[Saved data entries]
◇ ◇ ◇

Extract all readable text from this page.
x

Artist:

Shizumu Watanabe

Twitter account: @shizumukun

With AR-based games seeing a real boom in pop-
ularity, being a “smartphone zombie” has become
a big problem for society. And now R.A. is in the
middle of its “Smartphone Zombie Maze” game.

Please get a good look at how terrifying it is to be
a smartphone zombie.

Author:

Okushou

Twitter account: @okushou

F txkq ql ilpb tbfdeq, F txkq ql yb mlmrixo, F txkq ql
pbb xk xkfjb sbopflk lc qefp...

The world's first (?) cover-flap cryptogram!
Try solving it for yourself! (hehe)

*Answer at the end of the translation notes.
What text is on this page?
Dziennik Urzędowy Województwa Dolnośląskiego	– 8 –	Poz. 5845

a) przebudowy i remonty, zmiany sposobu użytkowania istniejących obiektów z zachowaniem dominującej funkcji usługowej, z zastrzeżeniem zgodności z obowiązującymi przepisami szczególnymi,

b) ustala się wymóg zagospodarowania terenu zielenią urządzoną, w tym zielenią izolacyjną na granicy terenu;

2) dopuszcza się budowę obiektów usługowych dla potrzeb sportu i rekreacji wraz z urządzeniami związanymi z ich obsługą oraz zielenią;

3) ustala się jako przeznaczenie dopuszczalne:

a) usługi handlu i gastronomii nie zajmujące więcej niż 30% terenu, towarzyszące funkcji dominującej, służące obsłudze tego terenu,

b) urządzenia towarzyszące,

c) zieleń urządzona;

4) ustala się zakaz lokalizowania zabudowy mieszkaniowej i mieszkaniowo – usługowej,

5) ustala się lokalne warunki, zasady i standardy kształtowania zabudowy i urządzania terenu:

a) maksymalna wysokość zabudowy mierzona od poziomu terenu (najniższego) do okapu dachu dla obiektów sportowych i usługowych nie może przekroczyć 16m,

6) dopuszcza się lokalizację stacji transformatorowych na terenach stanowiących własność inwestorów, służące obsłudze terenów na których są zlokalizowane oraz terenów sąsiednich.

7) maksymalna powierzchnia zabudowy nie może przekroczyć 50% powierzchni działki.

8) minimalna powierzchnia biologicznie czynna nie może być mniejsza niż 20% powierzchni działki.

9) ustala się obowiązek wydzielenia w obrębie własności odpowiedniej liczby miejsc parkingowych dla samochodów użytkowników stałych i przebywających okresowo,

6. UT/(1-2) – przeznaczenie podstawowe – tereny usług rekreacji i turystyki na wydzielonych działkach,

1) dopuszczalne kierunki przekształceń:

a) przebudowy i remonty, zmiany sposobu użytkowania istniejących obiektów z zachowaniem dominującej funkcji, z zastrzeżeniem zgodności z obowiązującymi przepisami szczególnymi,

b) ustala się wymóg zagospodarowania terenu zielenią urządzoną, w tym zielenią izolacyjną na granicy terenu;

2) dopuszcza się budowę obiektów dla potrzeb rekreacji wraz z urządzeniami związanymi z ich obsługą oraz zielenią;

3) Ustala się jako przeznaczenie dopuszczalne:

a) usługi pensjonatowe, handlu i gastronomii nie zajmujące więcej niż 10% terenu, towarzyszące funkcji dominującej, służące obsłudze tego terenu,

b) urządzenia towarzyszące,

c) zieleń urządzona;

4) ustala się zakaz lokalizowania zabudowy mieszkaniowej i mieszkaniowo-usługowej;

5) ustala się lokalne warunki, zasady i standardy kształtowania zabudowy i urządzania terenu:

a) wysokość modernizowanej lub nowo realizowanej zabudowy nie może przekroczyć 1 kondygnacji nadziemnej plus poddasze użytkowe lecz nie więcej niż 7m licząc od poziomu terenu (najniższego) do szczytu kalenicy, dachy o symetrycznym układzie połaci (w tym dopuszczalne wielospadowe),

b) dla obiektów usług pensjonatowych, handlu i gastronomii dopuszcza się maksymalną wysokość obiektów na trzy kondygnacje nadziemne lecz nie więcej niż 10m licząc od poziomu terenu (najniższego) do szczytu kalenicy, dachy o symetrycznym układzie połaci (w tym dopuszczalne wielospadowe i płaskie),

◇ ◇ ◇

| AIM OF THE EXERCISE |
Return all of the entries exactly as written.

| TASK ANSWER |
Extract all readable text from this page.
x

Artist:

Shizumu Watanabe

Twitter account: @shizumukun

With AR-based games seeing a real boom in pop-
ularity, being a “smartphone zombie” has become
a big problem for society. And now R.A. is in the
middle of its “Smartphone Zombie Maze” game.

Please get a good look at how terrifying it is to be
a smartphone zombie.

Author:

Okushou

Twitter account: @okushou

F txkq ql ilpb tbfdeq, F txkq ql yb mlmrixo, F txkq ql
pbb xk xkfjb sbopflk lc qefp...

The world's first (?) cover-flap cryptogram!
Try solving it for yourself! (hehe)

*Answer at the end of the translation notes.
What text is on this page?
Dziennik Urzędowy Województwa Dolnośląskiego	– 8 –	Poz. 5845

a) przebudowy i remonty, zmiany sposobu użytkowania istniejących obiektów z zachowaniem dominującej funkcji usługowej, z zastrzeżeniem zgodności z obowiązującymi przepisami szczególnymi,

b) ustala się wymóg zagospodarowania terenu zielenią urządzoną, w tym zielenią izolacyjną na granicy terenu;

2) dopuszcza się budowę obiektów usługowych dla potrzeb sportu i rekreacji wraz z urządzeniami związanymi z ich obsługą oraz zielenią;

3) ustala się jako przeznaczenie dopuszczalne:

a) usługi handlu i gastronomii nie zajmujące więcej niż 30% terenu, towarzyszące funkcji dominującej, służące obsłudze tego terenu,

b) urządzenia towarzyszące,

c) zieleń urządzona;

4) ustala się zakaz lokalizowania zabudowy mieszkaniowej i mieszkaniowo – usługowej,

5) ustala się lokalne warunki, zasady i standardy kształtowania zabudowy i urządzania terenu:

a) maksymalna wysokość zabudowy mierzona od poziomu terenu (najniższego) do okapu dachu dla obiektów sportowych i usługowych nie może przekroczyć 16m,

6) dopuszcza się lokalizację stacji transformatorowych na terenach stanowiących własność inwestorów, służące obsłudze terenów na których są zlokalizowane oraz terenów sąsiednich.

7) maksymalna powierzchnia zabudowy nie może przekroczyć 50% powierzchni działki.

8) minimalna powierzchnia biologicznie czynna nie może być mniejsza niż 20% powierzchni działki.

9) ustala się obowiązek wydzielenia w obrębie własności odpowiedniej liczby miejsc parkingowych dla samochodów użytkowników stałych i przebywających okresowo,

6. UT/(1-2) – przeznaczenie podstawowe – tereny usług rekreacji i turystyki na wydzielonych działkach,

1) dopuszczalne kierunki przekształceń:

a) przebudowy i remonty, zmiany sposobu użytkowania istniejących obiektów z zachowaniem dominującej funkcji, z zastrzeżeniem zgodności z obowiązującymi przepisami szczególnymi,

b) ustala się wymóg zagospodarowania terenu zielenią urządzoną, w tym zielenią izolacyjną na granicy terenu;

2) dopuszcza się budowę obiektów dla potrzeb rekreacji wraz z urządzeniami związanymi z ich obsługą oraz zielenią;

3) Ustala się jako przeznaczenie dopuszczalne:

a) usługi pensjonatowe, handlu i gastronomii nie zajmujące więcej niż 10% terenu, towarzyszące funkcji dominującej, służące obsłudze tego terenu,

b) urządzenia towarzyszące,

c) zieleń urządzona;

4) ustala się zakaz lokalizowania zabudowy mieszkaniowej i mieszkaniowo-usługowej;

5) ustala się lokalne warunki, zasady i standardy kształtowania zabudowy i urządzania terenu:

a) wysokość modernizowanej lub nowo realizowanej zabudowy nie może przekroczyć 1 kondygnacji nadziemnej plus poddasze użytkowe lecz nie więcej niż 7m licząc od poziomu terenu (najniższego) do szczytu kalenicy, dachy o symetrycznym układzie połaci (w tym dopuszczalne wielospadowe),

b) dla obiektów usług pensjonatowych, handlu i gastronomii dopuszcza się maksymalną wysokość obiektów na trzy kondygnacje nadziemne lecz nie więcej niż 10m licząc od poziomu terenu (najniższego) do szczytu kalenicy, dachy o symetrycznym układzie połaci (w tym dopuszczalne wielospadowe i płaskie),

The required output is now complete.